**INSTRUCTIONS FOR THE TASK**
In the copy, include every entry exactly but none of the pictures.

**DATA EXTRACT**
* Start *

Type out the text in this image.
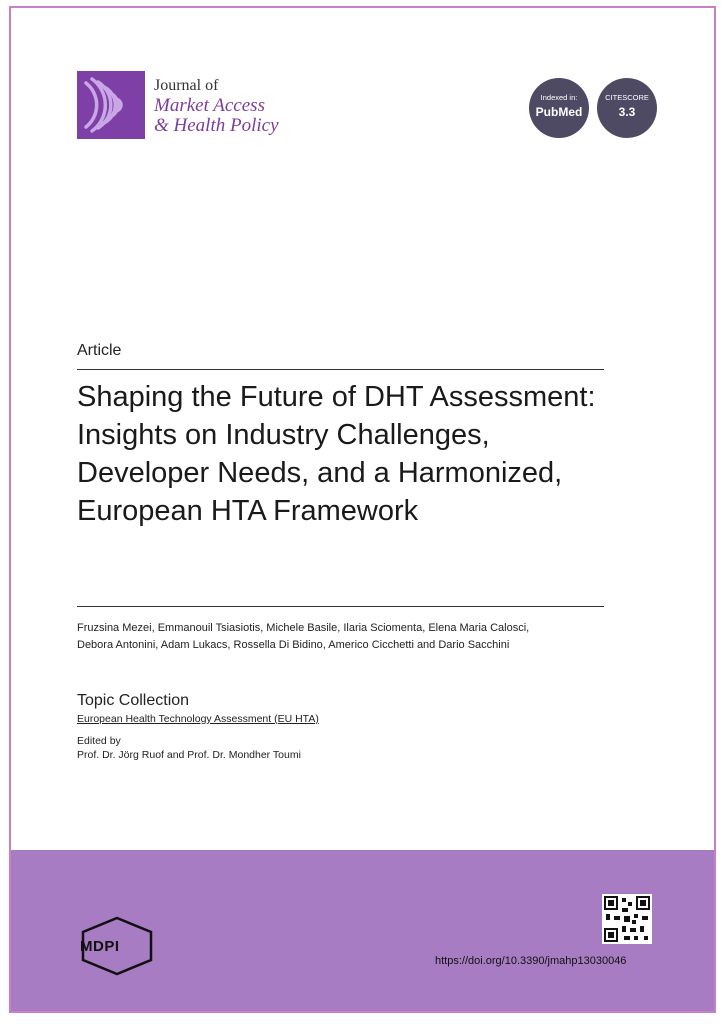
Journal of
Market Access
& Health Policy
Indexed in:
PubMed
CITESCORE
3.3
Article
Shaping the Future of DHT Assessment: Insights on Industry Challenges, Developer Needs, and a Harmonized, European HTA Framework
Fruzsina Mezei, Emmanouil Tsiasiotis, Michele Basile, Ilaria Sciomenta, Elena Maria Calosci,
Debora Antonini, Adam Lukacs, Rossella Di Bidino, Americo Cicchetti and Dario Sacchini
Topic Collection
European Health Technology Assessment (EU HTA)
Edited by
Prof. Dr. Jörg Ruof and Prof. Dr. Mondher Toumi
MDPI
https://doi.org/10.3390/jmahp13030046
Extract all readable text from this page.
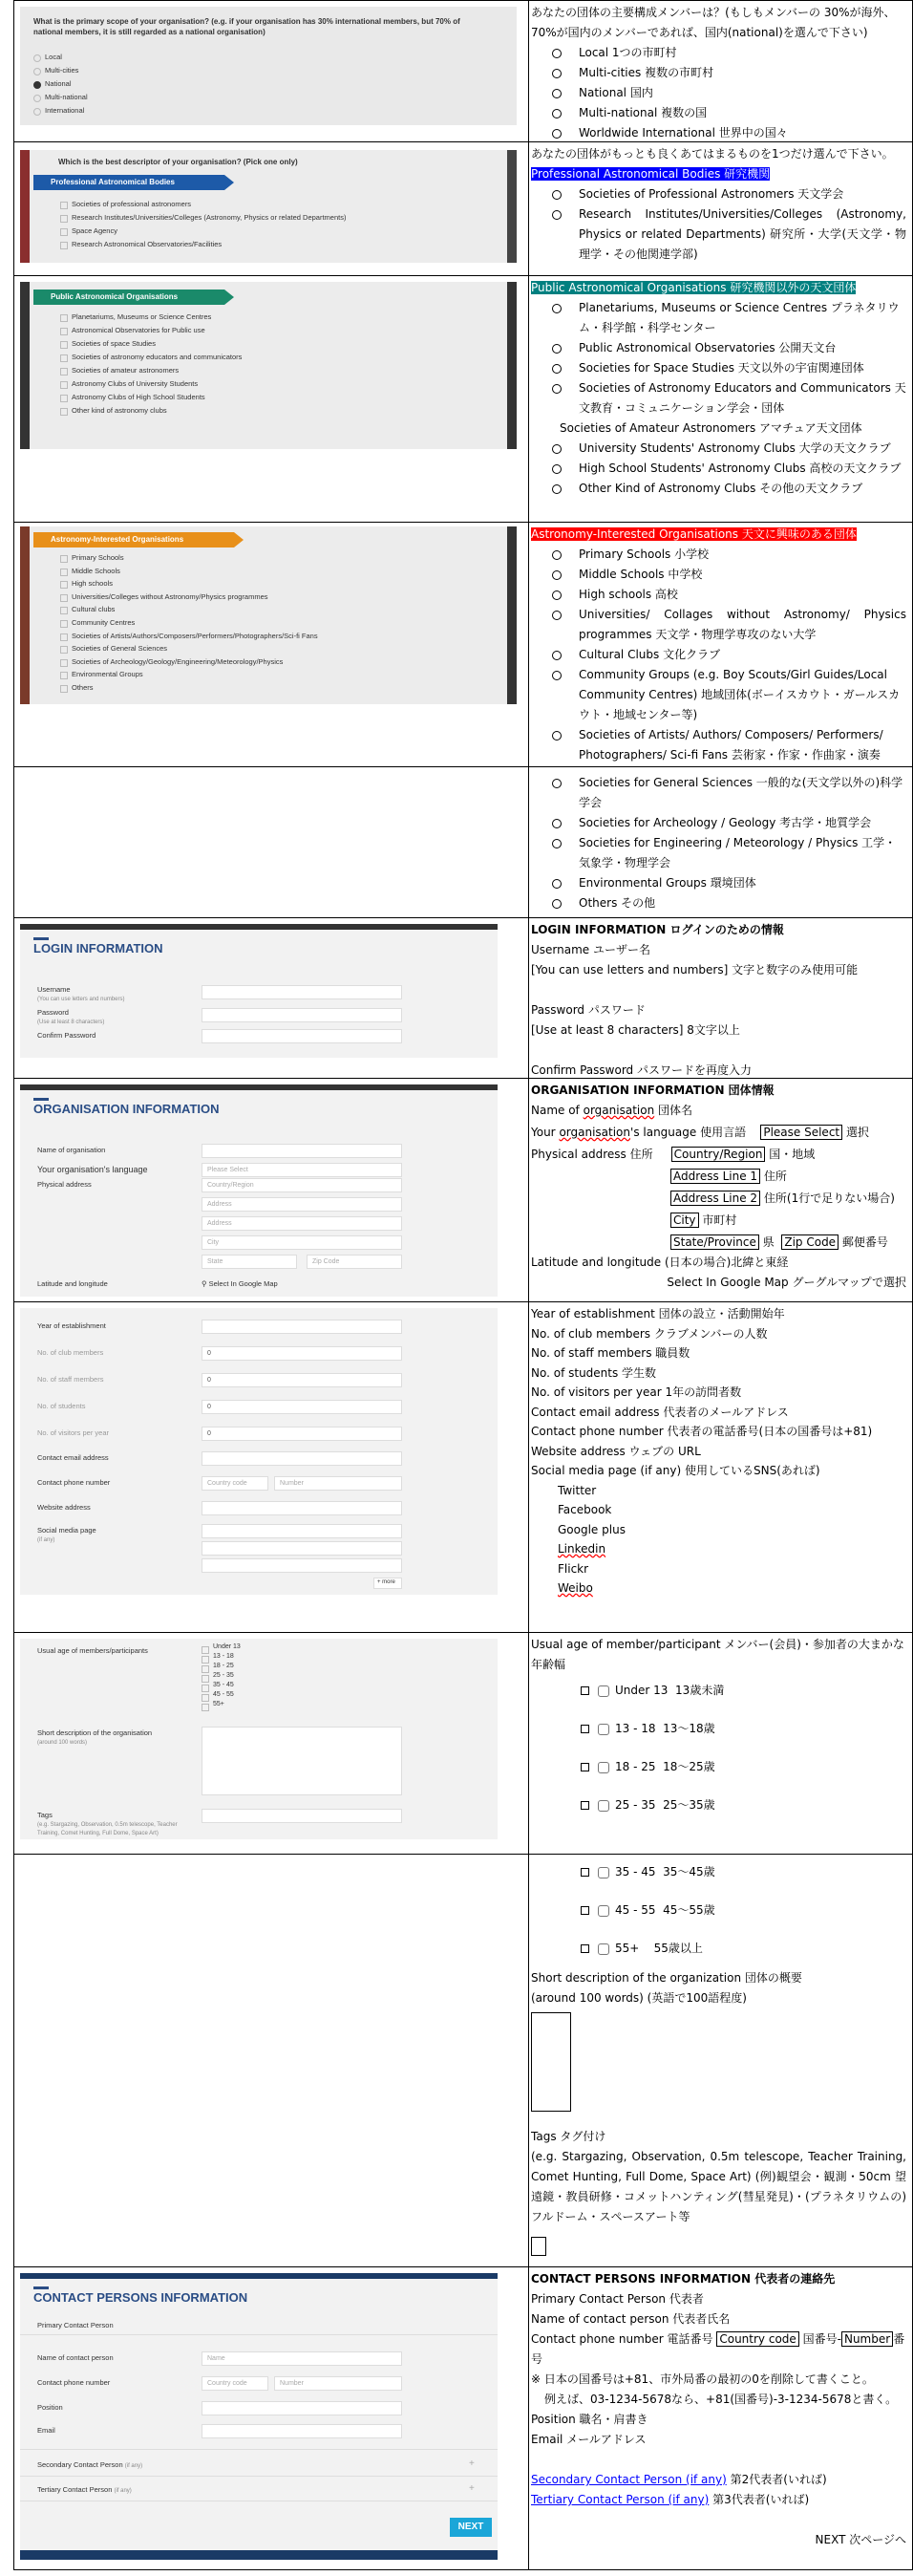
What is the primary scope of your organisation? (e.g. if your organisation has 30% international members, but 70% of national members, it is still regarded as a national organisation)
Local
Multi-cities
National
Multi-national
International
あなたの団体の主要構成メンバーは？(もしもメンバーの 30%が海外、70%が国内のメンバーであれば、国内(national)を選んで下さい)
Local 1つの市町村
Multi-cities 複数の市町村
National 国内
Multi-national 複数の国
Worldwide International 世界中の国々
Which is the best descriptor of your organisation? (Pick one only)
Professional Astronomical Bodies
Societies of professional astronomers
Research Institutes/Universities/Colleges (Astronomy, Physics or related Departments)
Space Agency
Research Astronomical Observatories/Facilities
あなたの団体がもっとも良くあてはまるものを1つだけ選んで下さい。
Professional Astronomical Bodies 研究機関
Societies of Professional Astronomers 天文学会
Research Institutes/Universities/Colleges (Astronomy, Physics or related Departments) 研究所・大学(天文学・物理学・その他関連学部)
Public Astronomical Organisations
Planetariums, Museums or Science Centres
Astronomical Observatories for Public use
Societies of space Studies
Societies of astronomy educators and communicators
Societies of amateur astronomers
Astronomy Clubs of University Students
Astronomy Clubs of High School Students
Other kind of astronomy clubs
Public Astronomical Organisations 研究機関以外の天文団体
Planetariums, Museums or Science Centres プラネタリウム・科学館・科学センター
Public Astronomical Observatories 公開天文台
Societies for Space Studies 天文以外の宇宙関連団体
Societies of Astronomy Educators and Communicators 天文教育・コミュニケーション学会・団体
Societies of Amateur Astronomers アマチュア天文団体
University Students' Astronomy Clubs 大学の天文クラブ
High School Students' Astronomy Clubs 高校の天文クラブ
Other Kind of Astronomy Clubs その他の天文クラブ
Astronomy-Interested Organisations
Primary Schools
Middle Schools
High schools
Universities/Colleges without Astronomy/Physics programmes
Cultural clubs
Community Centres
Societies of Artists/Authors/Composers/Performers/Photographers/Sci-fi Fans
Societies of General Sciences
Societies of Archeology/Geology/Engineering/Meteorology/Physics
Environmental Groups
Others
Astronomy-Interested Organisations 天文に興味のある団体
Primary Schools 小学校
Middle Schools 中学校
High schools 高校
Universities/ Collages without Astronomy/ Physics programmes 天文学・物理学専攻のない大学
Cultural Clubs 文化クラブ
Community Groups (e.g. Boy Scouts/Girl Guides/Local Community Centres) 地域団体(ボーイスカウト・ガールスカウト・地域センター等)
Societies of Artists/ Authors/ Composers/ Performers/ Photographers/ Sci-fi Fans 芸術家・作家・作曲家・演奏
Societies for General Sciences 一般的な(天文学以外の)科学学会
Societies for Archeology / Geology 考古学・地質学会
Societies for Engineering / Meteorology / Physics 工学・気象学・物理学会
Environmental Groups 環境団体
Others その他
LOGIN INFORMATION
Username
(You can use letters and numbers)
Password
(Use at least 8 characters)
Confirm Password
LOGIN INFORMATION ログインのための情報
Username ユーザー名
[You can use letters and numbers] 文字と数字のみ使用可能
Password パスワード
[Use at least 8 characters] 8文字以上
Confirm Password パスワードを再度入力
ORGANISATION INFORMATION
Name of organisation
Your organisation's language	Please Select
Physical address	Country/Region
Address
Address
City
State	Zip Code
Latitude and longitude	⚲ Select In Google Map
ORGANISATION INFORMATION 団体情報
Name of organisation 団体名
Your organisation's language 使用言語 Please Select 選択
Physical address 住所 Country/Region 国・地域
Address Line 1 住所
Address Line 2 住所(1行で足りない場合)
City 市町村
State/Province 県 Zip Code 郵便番号
Latitude and longitude (日本の場合)北緯と東経
Select In Google Map グーグルマップで選択
Year of establishment
No. of club members	0
No. of staff members	0
No. of students	0
No. of visitors per year	0
Contact email address
Contact phone number	Country code	Number
Website address
Social media page
(if any)
+ more
Year of establishment 団体の設立・活動開始年
No. of club members クラブメンバーの人数
No. of staff members 職員数
No. of students 学生数
No. of visitors per year 1年の訪問者数
Contact email address 代表者のメールアドレス
Contact phone number 代表者の電話番号(日本の国番号は+81)
Website address ウェブの URL
Social media page (if any) 使用しているSNS(あれば)
Twitter
Facebook
Google plus
Linkedin
Flickr
Weibo
Usual age of members/participants	Under 13
13 - 18
18 - 25
25 - 35
35 - 45
45 - 55
55+
Short description of the organisation
(around 100 words)
Tags
(e.g. Stargazing, Observation, 0.5m telescope, Teacher Training, Comet Hunting, Full Dome, Space Art)
Usual age of member/participant メンバー(会員)・参加者の大まかな年齢幅
Under 13 13歳未満
13 - 18 13～18歳
18 - 25 18～25歳
25 - 35 25～35歳
35 - 45 35～45歳
45 - 55 45～55歳
55+ 55歳以上
Short description of the organization 団体の概要
(around 100 words) (英語で100語程度)
Tags タグ付け
(e.g. Stargazing, Observation, 0.5m telescope, Teacher Training, Comet Hunting, Full Dome, Space Art) (例)観望会・観測・50cm 望遠鏡・教員研修・コメットハンティング(彗星発見)・(プラネタリウムの)フルドーム・スペースアート等
CONTACT PERSONS INFORMATION
Primary Contact Person
Name of contact person	Name
Contact phone number	Country code	Number
Position
Email
Secondary Contact Person (if any)	+
Tertiary Contact Person (if any)	+
NEXT
CONTACT PERSONS INFORMATION 代表者の連絡先
Primary Contact Person 代表者
Name of contact person 代表者氏名
Contact phone number 電話番号 Country code 国番号- Number 番号
※ 日本の国番号は+81、市外局番の最初の0を削除して書くこと。
例えば、03-1234-5678なら、+81(国番号)-3-1234-5678と書く。
Position 職名・肩書き
Email メールアドレス
Secondary Contact Person (if any) 第2代表者(いれば)
Tertiary Contact Person (if any) 第3代表者(いれば)
NEXT 次ページへ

* End *

**FULL SOLUTION**
Type out the text in this image.
Journal of
Market Access
& Health Policy
Indexed in:
PubMed
CITESCORE
3.3
Article
Shaping the Future of DHT Assessment: Insights on Industry Challenges, Developer Needs, and a Harmonized, European HTA Framework
Fruzsina Mezei, Emmanouil Tsiasiotis, Michele Basile, Ilaria Sciomenta, Elena Maria Calosci,
Debora Antonini, Adam Lukacs, Rossella Di Bidino, Americo Cicchetti and Dario Sacchini
Topic Collection
European Health Technology Assessment (EU HTA)
Edited by
Prof. Dr. Jörg Ruof and Prof. Dr. Mondher Toumi
MDPI
https://doi.org/10.3390/jmahp13030046
Extract all readable text from this page.
What is the primary scope of your organisation? (e.g. if your organisation has 30% international members, but 70% of national members, it is still regarded as a national organisation)
Local
Multi-cities
National
Multi-national
International
あなたの団体の主要構成メンバーは？(もしもメンバーの 30%が海外、70%が国内のメンバーであれば、国内(national)を選んで下さい)
Local 1つの市町村
Multi-cities 複数の市町村
National 国内
Multi-national 複数の国
Worldwide International 世界中の国々
Which is the best descriptor of your organisation? (Pick one only)
Professional Astronomical Bodies
Societies of professional astronomers
Research Institutes/Universities/Colleges (Astronomy, Physics or related Departments)
Space Agency
Research Astronomical Observatories/Facilities
あなたの団体がもっとも良くあてはまるものを1つだけ選んで下さい。
Professional Astronomical Bodies 研究機関
Societies of Professional Astronomers 天文学会
Research Institutes/Universities/Colleges (Astronomy, Physics or related Departments) 研究所・大学(天文学・物理学・その他関連学部)
Public Astronomical Organisations
Planetariums, Museums or Science Centres
Astronomical Observatories for Public use
Societies of space Studies
Societies of astronomy educators and communicators
Societies of amateur astronomers
Astronomy Clubs of University Students
Astronomy Clubs of High School Students
Other kind of astronomy clubs
Public Astronomical Organisations 研究機関以外の天文団体
Planetariums, Museums or Science Centres プラネタリウム・科学館・科学センター
Public Astronomical Observatories 公開天文台
Societies for Space Studies 天文以外の宇宙関連団体
Societies of Astronomy Educators and Communicators 天文教育・コミュニケーション学会・団体
Societies of Amateur Astronomers アマチュア天文団体
University Students' Astronomy Clubs 大学の天文クラブ
High School Students' Astronomy Clubs 高校の天文クラブ
Other Kind of Astronomy Clubs その他の天文クラブ
Astronomy-Interested Organisations
Primary Schools
Middle Schools
High schools
Universities/Colleges without Astronomy/Physics programmes
Cultural clubs
Community Centres
Societies of Artists/Authors/Composers/Performers/Photographers/Sci-fi Fans
Societies of General Sciences
Societies of Archeology/Geology/Engineering/Meteorology/Physics
Environmental Groups
Others
Astronomy-Interested Organisations 天文に興味のある団体
Primary Schools 小学校
Middle Schools 中学校
High schools 高校
Universities/ Collages without Astronomy/ Physics programmes 天文学・物理学専攻のない大学
Cultural Clubs 文化クラブ
Community Groups (e.g. Boy Scouts/Girl Guides/Local Community Centres) 地域団体(ボーイスカウト・ガールスカウト・地域センター等)
Societies of Artists/ Authors/ Composers/ Performers/ Photographers/ Sci-fi Fans 芸術家・作家・作曲家・演奏
Societies for General Sciences 一般的な(天文学以外の)科学学会
Societies for Archeology / Geology 考古学・地質学会
Societies for Engineering / Meteorology / Physics 工学・気象学・物理学会
Environmental Groups 環境団体
Others その他
LOGIN INFORMATION
Username
(You can use letters and numbers)
Password
(Use at least 8 characters)
Confirm Password
LOGIN INFORMATION ログインのための情報
Username ユーザー名
[You can use letters and numbers] 文字と数字のみ使用可能
Password パスワード
[Use at least 8 characters] 8文字以上
Confirm Password パスワードを再度入力
ORGANISATION INFORMATION
Name of organisation
Your organisation's language	Please Select
Physical address	Country/Region
Address
Address
City
State	Zip Code
Latitude and longitude	⚲ Select In Google Map
ORGANISATION INFORMATION 団体情報
Name of organisation 団体名
Your organisation's language 使用言語 Please Select 選択
Physical address 住所 Country/Region 国・地域
Address Line 1 住所
Address Line 2 住所(1行で足りない場合)
City 市町村
State/Province 県 Zip Code 郵便番号
Latitude and longitude (日本の場合)北緯と東経
Select In Google Map グーグルマップで選択
Year of establishment
No. of club members	0
No. of staff members	0
No. of students	0
No. of visitors per year	0
Contact email address
Contact phone number	Country code	Number
Website address
Social media page
(if any)
+ more
Year of establishment 団体の設立・活動開始年
No. of club members クラブメンバーの人数
No. of staff members 職員数
No. of students 学生数
No. of visitors per year 1年の訪問者数
Contact email address 代表者のメールアドレス
Contact phone number 代表者の電話番号(日本の国番号は+81)
Website address ウェブの URL
Social media page (if any) 使用しているSNS(あれば)
Twitter
Facebook
Google plus
Linkedin
Flickr
Weibo
Usual age of members/participants	Under 13
13 - 18
18 - 25
25 - 35
35 - 45
45 - 55
55+
Short description of the organisation
(around 100 words)
Tags
(e.g. Stargazing, Observation, 0.5m telescope, Teacher Training, Comet Hunting, Full Dome, Space Art)
Usual age of member/participant メンバー(会員)・参加者の大まかな年齢幅
Under 13 13歳未満
13 - 18 13～18歳
18 - 25 18～25歳
25 - 35 25～35歳
35 - 45 35～45歳
45 - 55 45～55歳
55+ 55歳以上
Short description of the organization 団体の概要
(around 100 words) (英語で100語程度)
Tags タグ付け
(e.g. Stargazing, Observation, 0.5m telescope, Teacher Training, Comet Hunting, Full Dome, Space Art) (例)観望会・観測・50cm 望遠鏡・教員研修・コメットハンティング(彗星発見)・(プラネタリウムの)フルドーム・スペースアート等
CONTACT PERSONS INFORMATION
Primary Contact Person
Name of contact person	Name
Contact phone number	Country code	Number
Position
Email
Secondary Contact Person (if any)	+
Tertiary Contact Person (if any)	+
NEXT
CONTACT PERSONS INFORMATION 代表者の連絡先
Primary Contact Person 代表者
Name of contact person 代表者氏名
Contact phone number 電話番号 Country code 国番号- Number 番号
※ 日本の国番号は+81、市外局番の最初の0を削除して書くこと。
例えば、03-1234-5678なら、+81(国番号)-3-1234-5678と書く。
Position 職名・肩書き
Email メールアドレス
Secondary Contact Person (if any) 第2代表者(いれば)
Tertiary Contact Person (if any) 第3代表者(いれば)
NEXT 次ページへ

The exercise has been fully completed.